*Requirement*: Write out the lines from the line containing "What's the underlying" through the final line of the listing below, exactly, omitting every other line.

*Recorded data*:

-- Begin --

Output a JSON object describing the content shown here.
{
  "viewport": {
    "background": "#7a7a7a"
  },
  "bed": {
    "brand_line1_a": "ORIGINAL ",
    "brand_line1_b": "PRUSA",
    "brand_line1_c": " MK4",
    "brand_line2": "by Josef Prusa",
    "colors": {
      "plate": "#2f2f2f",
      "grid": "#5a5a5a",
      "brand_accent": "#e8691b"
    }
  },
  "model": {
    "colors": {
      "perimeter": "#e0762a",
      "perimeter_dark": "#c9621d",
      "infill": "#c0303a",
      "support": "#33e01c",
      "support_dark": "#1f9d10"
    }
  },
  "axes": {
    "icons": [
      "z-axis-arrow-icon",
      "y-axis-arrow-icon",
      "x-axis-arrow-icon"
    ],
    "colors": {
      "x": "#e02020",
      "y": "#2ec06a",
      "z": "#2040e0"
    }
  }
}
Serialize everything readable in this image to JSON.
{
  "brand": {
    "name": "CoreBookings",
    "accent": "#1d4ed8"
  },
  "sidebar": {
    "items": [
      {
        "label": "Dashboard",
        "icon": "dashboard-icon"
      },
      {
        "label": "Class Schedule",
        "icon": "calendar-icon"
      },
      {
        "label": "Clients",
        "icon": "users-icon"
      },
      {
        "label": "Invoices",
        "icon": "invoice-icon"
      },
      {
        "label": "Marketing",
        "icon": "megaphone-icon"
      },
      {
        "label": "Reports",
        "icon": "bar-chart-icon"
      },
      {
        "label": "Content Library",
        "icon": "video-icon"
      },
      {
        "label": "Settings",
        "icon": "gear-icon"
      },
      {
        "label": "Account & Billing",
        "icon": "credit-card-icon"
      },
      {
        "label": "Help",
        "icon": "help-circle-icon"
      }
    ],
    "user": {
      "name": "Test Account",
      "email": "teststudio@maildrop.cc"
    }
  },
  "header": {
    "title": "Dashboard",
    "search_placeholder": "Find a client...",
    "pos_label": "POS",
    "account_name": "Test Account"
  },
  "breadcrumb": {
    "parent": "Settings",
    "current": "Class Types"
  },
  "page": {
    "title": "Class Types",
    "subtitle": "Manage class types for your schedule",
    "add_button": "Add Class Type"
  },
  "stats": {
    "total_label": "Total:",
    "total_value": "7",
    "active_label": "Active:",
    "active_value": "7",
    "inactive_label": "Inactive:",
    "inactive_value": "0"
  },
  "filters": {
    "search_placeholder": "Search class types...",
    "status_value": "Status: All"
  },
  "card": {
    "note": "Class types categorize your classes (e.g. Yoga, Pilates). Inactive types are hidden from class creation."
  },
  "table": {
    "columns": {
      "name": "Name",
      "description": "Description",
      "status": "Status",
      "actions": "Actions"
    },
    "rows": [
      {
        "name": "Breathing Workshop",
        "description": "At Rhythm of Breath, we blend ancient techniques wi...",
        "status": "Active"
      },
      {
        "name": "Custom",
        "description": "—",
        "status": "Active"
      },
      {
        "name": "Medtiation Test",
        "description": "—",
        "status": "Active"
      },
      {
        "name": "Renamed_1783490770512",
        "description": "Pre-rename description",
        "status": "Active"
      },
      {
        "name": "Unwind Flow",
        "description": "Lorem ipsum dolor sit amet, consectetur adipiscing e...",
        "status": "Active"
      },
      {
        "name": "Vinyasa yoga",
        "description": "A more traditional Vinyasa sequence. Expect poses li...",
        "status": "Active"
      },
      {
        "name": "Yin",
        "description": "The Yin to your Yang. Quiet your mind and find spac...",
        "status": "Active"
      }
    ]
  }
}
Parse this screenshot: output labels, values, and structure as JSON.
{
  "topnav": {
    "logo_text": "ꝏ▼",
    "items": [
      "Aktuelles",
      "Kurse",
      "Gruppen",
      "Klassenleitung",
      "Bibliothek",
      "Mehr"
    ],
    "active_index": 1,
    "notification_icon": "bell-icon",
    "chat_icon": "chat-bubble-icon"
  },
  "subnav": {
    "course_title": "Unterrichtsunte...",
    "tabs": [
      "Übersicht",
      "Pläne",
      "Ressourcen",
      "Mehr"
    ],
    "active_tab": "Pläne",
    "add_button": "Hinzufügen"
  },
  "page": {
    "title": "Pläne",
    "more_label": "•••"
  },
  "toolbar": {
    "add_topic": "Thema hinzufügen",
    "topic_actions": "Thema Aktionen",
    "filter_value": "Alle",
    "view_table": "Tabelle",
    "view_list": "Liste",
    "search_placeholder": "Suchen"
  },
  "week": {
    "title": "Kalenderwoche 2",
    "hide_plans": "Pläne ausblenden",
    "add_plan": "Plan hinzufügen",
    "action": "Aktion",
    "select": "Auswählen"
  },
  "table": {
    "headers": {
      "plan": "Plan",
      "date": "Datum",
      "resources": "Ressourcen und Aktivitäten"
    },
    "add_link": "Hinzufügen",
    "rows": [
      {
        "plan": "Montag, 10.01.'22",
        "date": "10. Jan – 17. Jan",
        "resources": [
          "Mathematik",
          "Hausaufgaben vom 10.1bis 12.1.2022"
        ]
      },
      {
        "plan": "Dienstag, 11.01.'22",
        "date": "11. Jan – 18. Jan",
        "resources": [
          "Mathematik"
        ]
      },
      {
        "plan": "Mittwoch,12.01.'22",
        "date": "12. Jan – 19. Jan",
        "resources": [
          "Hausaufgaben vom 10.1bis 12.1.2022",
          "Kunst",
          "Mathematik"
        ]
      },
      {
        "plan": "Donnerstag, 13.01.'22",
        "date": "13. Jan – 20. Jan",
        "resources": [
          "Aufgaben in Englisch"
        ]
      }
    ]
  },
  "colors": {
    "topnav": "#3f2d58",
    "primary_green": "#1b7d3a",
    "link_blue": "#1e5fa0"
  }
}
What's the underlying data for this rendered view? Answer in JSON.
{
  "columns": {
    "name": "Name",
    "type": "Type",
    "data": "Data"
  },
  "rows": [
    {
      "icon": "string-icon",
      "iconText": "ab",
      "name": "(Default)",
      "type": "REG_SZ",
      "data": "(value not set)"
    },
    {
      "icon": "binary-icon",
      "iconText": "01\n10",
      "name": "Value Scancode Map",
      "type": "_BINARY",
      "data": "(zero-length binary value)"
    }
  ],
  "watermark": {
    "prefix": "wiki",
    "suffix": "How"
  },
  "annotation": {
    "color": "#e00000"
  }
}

-- End --

*Response*:
What's the underlying data for this rendered view? Answer in JSON.
{
  "columns": {
    "name": "Name",
    "type": "Type",
    "data": "Data"
  },
  "rows": [
    {
      "icon": "string-icon",
      "iconText": "ab",
      "name": "(Default)",
      "type": "REG_SZ",
      "data": "(value not set)"
    },
    {
      "icon": "binary-icon",
      "iconText": "01\n10",
      "name": "Value Scancode Map",
      "type": "_BINARY",
      "data": "(zero-length binary value)"
    }
  ],
  "watermark": {
    "prefix": "wiki",
    "suffix": "How"
  },
  "annotation": {
    "color": "#e00000"
  }
}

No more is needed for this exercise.